## GOAL
For each line below that contains the string "killed", copy that line.

## DATASET CONTENT
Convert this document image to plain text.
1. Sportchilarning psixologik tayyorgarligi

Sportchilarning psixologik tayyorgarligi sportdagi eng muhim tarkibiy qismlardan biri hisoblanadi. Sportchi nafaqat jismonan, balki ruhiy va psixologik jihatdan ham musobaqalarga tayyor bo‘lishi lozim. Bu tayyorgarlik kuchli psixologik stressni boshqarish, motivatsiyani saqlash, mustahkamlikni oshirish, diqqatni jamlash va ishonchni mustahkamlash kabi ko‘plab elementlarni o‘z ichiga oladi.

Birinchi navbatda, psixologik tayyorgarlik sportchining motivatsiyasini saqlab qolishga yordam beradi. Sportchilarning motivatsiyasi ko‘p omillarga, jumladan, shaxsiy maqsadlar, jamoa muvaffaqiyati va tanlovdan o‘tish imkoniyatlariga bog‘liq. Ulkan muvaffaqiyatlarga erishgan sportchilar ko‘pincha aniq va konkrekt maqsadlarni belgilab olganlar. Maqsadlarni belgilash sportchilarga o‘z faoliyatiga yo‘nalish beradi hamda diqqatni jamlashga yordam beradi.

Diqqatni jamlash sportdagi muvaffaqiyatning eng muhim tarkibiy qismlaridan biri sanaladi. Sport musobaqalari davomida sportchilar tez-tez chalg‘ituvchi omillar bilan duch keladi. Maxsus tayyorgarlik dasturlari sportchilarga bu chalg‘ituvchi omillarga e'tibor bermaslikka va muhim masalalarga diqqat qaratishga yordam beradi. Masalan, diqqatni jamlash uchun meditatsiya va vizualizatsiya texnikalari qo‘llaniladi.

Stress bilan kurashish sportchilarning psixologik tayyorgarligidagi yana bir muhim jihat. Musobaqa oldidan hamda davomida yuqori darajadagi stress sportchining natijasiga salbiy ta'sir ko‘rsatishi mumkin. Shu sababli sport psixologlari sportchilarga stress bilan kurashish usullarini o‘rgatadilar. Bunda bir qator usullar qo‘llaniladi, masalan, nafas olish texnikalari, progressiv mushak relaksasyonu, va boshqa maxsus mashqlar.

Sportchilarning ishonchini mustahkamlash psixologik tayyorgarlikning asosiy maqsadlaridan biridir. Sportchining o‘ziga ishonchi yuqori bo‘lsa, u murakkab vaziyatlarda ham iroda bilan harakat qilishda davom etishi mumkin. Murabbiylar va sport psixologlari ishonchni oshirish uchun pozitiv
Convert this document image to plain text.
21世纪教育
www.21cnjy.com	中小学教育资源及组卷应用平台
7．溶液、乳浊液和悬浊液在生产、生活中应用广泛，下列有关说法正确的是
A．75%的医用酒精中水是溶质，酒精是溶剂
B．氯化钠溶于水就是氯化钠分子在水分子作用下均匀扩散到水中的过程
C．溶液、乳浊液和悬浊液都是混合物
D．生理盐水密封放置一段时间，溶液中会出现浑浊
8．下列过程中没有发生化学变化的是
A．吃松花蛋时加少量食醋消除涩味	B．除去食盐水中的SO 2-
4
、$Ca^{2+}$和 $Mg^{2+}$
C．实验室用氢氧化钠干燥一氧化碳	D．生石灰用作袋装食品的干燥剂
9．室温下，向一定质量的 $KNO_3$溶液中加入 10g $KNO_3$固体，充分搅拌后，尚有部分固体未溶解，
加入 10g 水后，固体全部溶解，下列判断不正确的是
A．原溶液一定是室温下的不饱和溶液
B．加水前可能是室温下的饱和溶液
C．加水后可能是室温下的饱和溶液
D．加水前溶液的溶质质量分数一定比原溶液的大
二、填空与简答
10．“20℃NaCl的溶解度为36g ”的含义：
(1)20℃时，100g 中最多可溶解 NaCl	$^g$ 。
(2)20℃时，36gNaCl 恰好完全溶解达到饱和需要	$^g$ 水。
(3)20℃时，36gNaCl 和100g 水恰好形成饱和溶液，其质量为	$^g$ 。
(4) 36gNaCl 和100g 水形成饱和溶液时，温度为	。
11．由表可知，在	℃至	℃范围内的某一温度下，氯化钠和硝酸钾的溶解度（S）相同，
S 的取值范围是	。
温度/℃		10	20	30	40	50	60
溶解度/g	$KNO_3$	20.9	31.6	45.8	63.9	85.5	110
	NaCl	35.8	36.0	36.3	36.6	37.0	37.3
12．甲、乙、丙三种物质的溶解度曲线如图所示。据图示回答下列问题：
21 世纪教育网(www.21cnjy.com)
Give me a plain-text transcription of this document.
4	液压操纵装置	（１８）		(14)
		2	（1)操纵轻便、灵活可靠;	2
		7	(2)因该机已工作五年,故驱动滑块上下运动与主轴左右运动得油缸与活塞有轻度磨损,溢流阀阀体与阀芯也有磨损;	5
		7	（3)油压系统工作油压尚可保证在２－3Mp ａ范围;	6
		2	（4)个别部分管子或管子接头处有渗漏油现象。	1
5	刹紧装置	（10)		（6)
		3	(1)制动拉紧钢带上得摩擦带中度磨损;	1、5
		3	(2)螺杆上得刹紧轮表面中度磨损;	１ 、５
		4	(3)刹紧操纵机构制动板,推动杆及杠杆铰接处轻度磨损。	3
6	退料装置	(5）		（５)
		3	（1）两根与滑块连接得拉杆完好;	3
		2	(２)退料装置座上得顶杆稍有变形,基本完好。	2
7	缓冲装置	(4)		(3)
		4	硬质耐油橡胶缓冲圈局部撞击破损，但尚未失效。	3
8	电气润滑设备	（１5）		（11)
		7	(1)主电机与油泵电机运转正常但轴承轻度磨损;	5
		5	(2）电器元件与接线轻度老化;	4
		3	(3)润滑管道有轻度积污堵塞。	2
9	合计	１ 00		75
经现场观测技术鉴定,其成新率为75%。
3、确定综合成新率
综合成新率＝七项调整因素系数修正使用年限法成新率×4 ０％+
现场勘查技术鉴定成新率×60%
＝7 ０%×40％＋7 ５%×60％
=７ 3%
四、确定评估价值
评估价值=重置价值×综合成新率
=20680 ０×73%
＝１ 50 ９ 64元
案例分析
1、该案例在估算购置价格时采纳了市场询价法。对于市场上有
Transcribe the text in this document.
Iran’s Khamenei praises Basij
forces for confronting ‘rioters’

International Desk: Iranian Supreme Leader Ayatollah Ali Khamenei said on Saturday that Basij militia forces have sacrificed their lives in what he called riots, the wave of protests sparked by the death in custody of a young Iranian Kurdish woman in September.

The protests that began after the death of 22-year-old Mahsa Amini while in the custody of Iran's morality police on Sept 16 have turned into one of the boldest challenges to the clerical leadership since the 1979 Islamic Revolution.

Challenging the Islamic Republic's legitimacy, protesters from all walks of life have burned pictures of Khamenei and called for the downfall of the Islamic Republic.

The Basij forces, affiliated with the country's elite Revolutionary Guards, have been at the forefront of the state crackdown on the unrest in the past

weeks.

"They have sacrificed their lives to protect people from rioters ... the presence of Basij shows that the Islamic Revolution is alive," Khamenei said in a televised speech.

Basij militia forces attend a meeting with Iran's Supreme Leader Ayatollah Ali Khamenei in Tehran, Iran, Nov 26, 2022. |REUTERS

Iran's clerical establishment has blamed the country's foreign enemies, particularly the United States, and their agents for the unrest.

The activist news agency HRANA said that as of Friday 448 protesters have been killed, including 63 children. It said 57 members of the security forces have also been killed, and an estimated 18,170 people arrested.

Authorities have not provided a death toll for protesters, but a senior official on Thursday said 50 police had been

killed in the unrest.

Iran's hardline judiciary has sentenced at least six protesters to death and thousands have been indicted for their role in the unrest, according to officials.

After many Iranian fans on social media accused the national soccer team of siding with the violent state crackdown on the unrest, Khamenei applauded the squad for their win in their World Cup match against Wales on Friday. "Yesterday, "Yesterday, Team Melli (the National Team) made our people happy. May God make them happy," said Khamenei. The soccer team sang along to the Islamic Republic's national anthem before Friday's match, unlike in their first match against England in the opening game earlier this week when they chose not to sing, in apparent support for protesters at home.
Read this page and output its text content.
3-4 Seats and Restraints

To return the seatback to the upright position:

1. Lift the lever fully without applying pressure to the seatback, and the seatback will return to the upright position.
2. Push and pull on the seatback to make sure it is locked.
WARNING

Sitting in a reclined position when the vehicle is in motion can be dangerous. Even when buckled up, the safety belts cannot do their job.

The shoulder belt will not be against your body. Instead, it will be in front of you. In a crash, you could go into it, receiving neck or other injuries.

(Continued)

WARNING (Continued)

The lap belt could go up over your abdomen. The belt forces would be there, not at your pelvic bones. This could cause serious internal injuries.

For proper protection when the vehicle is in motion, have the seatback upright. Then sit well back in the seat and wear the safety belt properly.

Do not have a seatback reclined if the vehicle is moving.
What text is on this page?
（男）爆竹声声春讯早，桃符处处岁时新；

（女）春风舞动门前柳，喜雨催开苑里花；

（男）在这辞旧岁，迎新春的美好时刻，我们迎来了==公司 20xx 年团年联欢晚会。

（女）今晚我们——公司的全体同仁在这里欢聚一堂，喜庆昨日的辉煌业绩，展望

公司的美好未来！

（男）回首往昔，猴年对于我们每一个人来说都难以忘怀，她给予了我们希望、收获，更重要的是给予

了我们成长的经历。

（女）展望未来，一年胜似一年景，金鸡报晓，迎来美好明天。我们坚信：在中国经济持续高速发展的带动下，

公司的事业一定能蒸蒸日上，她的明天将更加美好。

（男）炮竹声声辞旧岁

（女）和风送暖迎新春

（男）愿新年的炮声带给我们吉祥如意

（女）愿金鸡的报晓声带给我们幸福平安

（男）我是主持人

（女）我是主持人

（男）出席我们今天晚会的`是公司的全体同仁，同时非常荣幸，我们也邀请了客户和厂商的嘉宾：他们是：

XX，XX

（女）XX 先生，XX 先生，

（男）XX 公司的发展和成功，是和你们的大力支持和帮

## THE RESPONSE
The activist news agency HRANA said that as of Friday 448 protesters have been killed, including 63 children. It said 57 members of the security forces have also been killed, and an estimated 18,170 people arrested.
killed in the unrest.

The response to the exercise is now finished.